* [Direction]
Find all lines in the listing that include the word "JSON", then copy them.

* [Records shown]
------------------------------
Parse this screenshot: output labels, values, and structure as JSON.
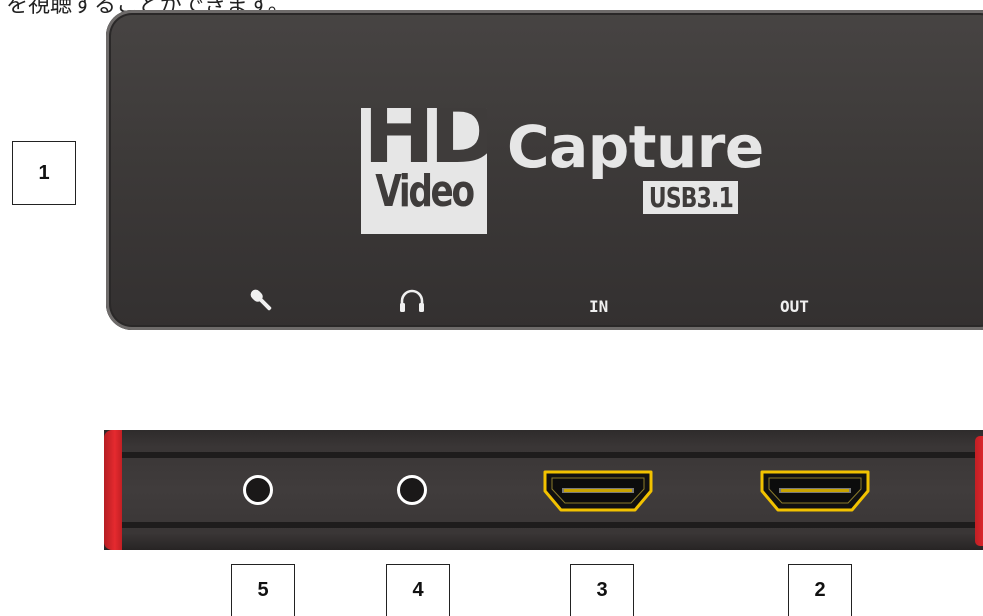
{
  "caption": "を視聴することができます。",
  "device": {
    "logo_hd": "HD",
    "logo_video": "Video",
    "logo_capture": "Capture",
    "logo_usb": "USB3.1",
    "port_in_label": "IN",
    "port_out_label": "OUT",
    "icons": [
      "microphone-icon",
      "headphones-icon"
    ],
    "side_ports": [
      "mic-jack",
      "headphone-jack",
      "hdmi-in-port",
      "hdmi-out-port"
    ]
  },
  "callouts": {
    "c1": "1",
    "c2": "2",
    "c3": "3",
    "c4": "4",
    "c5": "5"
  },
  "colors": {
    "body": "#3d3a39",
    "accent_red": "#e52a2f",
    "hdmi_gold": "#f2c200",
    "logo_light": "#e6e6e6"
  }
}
------------------------------
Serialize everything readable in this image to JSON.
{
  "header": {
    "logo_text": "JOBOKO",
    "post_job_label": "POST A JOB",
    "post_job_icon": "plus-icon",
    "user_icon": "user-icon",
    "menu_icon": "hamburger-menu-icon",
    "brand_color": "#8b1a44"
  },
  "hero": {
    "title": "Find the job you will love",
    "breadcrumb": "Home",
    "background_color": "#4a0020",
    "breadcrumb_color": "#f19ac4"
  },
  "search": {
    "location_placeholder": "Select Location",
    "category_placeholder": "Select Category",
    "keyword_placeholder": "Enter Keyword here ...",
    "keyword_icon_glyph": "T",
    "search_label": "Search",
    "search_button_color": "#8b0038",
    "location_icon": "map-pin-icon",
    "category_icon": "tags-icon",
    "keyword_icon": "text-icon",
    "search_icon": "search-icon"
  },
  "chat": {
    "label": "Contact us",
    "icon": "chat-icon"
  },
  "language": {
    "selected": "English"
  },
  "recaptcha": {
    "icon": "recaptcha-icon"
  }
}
------------------------------
* [Answer to this problem]
Parse this screenshot: output labels, values, and structure as JSON.
Serialize everything readable in this image to JSON.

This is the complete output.